(WHAT THIS TASK INVOLVES): Copy the records from their first line through the line containing "y-tick-label: 1: [720, 115, 731, 136]", inclusive, and switch every "facet-strip" to "facet-band", leaving everything else unchanged.

(PROVIDED ENTRIES):
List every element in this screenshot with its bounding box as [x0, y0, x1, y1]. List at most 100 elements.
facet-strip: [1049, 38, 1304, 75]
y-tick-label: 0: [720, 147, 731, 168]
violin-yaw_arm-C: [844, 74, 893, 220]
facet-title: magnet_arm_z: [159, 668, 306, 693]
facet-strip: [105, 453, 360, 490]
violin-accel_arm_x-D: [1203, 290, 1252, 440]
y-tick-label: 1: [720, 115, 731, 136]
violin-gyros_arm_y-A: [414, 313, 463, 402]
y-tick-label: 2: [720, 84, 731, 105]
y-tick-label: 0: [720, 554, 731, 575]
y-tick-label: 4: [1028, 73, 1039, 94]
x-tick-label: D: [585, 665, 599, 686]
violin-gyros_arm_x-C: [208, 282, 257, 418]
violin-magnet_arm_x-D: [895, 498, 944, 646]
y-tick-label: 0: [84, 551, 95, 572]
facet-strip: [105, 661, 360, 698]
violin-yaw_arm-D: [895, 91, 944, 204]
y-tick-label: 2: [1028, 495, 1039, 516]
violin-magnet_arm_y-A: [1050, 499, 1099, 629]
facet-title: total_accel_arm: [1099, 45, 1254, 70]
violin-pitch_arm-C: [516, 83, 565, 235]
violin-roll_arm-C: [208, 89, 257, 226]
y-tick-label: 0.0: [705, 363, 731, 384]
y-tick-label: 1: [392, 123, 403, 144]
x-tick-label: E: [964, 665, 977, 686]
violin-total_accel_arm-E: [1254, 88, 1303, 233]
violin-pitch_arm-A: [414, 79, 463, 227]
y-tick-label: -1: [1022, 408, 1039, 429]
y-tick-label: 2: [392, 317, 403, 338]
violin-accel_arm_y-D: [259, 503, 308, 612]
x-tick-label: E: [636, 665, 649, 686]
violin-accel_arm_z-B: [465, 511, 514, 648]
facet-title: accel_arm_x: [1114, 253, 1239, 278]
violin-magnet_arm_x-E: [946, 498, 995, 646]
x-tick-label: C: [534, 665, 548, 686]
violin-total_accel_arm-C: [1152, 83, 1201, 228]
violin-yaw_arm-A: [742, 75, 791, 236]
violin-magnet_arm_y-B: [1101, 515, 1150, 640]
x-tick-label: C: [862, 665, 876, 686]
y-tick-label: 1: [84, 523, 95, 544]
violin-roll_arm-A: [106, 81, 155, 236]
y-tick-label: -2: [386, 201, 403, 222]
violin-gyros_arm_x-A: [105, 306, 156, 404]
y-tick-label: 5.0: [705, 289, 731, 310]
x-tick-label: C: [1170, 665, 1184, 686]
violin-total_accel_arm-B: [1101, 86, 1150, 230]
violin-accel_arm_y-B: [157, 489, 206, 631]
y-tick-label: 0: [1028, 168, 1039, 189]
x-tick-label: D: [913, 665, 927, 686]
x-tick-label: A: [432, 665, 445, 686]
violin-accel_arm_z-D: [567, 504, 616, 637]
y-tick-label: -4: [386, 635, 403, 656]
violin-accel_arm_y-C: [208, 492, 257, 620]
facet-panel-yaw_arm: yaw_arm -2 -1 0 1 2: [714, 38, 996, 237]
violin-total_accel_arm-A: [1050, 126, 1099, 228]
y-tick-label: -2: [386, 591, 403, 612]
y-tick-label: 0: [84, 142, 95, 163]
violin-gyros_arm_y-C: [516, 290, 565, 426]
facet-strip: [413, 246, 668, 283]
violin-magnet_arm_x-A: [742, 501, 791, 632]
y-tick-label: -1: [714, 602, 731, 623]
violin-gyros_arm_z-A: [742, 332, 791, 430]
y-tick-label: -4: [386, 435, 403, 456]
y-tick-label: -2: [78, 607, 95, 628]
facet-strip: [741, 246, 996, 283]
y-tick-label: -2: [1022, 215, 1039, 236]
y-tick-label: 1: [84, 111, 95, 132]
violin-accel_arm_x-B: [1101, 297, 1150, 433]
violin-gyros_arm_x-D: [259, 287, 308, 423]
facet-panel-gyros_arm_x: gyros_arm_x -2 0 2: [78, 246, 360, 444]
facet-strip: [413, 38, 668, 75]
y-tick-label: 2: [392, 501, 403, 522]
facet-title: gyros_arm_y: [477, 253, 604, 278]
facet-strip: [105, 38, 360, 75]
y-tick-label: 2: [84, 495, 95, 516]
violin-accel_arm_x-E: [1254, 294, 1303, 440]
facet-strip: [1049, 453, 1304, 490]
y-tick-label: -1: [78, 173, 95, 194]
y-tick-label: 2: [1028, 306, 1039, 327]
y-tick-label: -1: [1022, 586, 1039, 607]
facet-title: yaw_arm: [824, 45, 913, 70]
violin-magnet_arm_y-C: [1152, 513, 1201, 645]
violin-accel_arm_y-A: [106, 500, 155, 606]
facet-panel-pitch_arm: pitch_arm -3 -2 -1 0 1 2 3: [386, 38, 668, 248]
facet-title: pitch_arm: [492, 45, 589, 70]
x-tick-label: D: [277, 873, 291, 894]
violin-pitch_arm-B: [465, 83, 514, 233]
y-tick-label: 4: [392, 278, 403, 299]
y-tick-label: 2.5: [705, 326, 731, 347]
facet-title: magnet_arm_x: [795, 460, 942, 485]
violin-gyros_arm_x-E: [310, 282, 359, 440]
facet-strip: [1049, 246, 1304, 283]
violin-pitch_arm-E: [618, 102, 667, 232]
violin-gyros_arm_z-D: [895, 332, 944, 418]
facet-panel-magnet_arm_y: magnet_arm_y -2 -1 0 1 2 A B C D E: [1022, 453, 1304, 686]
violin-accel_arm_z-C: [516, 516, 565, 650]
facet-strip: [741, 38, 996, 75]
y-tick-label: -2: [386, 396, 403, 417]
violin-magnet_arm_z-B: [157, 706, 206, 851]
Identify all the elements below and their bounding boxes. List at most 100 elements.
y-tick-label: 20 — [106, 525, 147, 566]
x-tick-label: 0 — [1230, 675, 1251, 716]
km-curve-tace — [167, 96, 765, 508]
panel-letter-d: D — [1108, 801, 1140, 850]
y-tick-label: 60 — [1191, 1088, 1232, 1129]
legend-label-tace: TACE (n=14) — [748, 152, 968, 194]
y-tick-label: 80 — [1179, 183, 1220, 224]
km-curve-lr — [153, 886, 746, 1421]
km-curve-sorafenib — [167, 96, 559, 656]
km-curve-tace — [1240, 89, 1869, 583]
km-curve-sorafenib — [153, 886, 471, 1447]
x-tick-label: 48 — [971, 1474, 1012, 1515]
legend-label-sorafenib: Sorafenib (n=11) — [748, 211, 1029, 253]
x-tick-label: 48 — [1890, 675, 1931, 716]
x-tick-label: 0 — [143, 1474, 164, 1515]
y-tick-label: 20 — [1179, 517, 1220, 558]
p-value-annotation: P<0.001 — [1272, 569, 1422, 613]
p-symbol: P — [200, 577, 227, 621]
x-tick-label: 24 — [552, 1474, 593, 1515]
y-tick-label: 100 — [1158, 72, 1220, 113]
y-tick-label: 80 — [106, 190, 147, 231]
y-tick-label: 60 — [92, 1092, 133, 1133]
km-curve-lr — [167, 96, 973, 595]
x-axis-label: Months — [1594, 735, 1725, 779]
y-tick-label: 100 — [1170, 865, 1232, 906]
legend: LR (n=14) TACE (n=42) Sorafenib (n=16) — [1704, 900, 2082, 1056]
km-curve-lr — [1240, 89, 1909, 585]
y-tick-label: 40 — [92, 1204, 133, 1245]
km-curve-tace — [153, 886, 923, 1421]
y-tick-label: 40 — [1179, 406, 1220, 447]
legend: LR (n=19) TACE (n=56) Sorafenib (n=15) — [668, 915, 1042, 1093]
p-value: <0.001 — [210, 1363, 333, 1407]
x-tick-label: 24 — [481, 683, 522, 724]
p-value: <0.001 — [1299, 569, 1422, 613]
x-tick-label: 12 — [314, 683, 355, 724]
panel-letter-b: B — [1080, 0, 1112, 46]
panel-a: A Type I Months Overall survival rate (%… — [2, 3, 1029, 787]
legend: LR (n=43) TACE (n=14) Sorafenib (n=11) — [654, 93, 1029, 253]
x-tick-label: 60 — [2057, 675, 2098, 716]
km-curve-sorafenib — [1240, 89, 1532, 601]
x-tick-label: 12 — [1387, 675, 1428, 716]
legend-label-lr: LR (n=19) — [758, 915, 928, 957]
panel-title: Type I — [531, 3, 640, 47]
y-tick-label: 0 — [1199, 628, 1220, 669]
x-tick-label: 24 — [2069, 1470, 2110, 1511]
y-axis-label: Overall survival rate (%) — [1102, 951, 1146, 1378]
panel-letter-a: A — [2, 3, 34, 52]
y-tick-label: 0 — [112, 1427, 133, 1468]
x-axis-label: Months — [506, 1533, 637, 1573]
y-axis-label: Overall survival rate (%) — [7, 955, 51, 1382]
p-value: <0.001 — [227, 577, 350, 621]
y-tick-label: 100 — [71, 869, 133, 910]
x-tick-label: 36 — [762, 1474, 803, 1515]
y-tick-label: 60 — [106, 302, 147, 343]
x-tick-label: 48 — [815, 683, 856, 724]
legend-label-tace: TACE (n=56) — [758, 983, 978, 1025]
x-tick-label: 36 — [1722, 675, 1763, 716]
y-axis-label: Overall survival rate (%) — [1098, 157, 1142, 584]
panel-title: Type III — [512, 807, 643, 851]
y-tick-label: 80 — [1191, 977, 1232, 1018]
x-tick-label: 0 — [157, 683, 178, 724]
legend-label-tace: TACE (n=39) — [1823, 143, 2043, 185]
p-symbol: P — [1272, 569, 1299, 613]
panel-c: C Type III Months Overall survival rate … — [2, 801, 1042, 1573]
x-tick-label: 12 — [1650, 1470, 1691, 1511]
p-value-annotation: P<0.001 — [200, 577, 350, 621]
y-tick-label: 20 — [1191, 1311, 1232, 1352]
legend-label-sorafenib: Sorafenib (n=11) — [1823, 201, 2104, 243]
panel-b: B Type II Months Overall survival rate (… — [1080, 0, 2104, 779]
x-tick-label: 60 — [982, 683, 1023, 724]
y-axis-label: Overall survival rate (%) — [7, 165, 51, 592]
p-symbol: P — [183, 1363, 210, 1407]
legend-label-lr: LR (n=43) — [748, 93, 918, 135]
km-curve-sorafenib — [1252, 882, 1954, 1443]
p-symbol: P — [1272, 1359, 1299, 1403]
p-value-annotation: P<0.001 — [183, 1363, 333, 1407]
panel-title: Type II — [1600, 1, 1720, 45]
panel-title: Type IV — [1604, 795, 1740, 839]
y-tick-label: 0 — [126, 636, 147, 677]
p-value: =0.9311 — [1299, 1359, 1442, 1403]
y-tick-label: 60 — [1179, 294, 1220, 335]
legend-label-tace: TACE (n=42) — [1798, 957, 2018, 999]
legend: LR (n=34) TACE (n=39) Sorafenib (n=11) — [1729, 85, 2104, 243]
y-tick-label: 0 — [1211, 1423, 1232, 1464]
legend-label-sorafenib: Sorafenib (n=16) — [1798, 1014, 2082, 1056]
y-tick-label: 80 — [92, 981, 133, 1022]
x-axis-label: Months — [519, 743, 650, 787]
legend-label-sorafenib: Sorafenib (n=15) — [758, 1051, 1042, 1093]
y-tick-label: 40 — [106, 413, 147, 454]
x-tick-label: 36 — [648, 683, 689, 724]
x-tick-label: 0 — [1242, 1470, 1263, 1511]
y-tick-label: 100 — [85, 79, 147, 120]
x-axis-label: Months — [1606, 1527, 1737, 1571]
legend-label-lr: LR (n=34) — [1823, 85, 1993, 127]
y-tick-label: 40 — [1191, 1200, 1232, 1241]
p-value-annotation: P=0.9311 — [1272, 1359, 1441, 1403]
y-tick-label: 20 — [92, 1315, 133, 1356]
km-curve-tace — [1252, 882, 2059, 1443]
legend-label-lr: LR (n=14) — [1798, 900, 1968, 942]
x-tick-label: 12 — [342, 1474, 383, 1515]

(FULL SOLUTION):
List every element in this screenshot with its bounding box as [x0, y0, x1, y1]. List at most 100 elements.
facet-band: [1049, 38, 1304, 75]
y-tick-label: 0: [720, 147, 731, 168]
violin-yaw_arm-C: [844, 74, 893, 220]
facet-title: magnet_arm_z: [159, 668, 306, 693]
facet-band: [105, 453, 360, 490]
violin-accel_arm_x-D: [1203, 290, 1252, 440]
y-tick-label: 1: [720, 115, 731, 136]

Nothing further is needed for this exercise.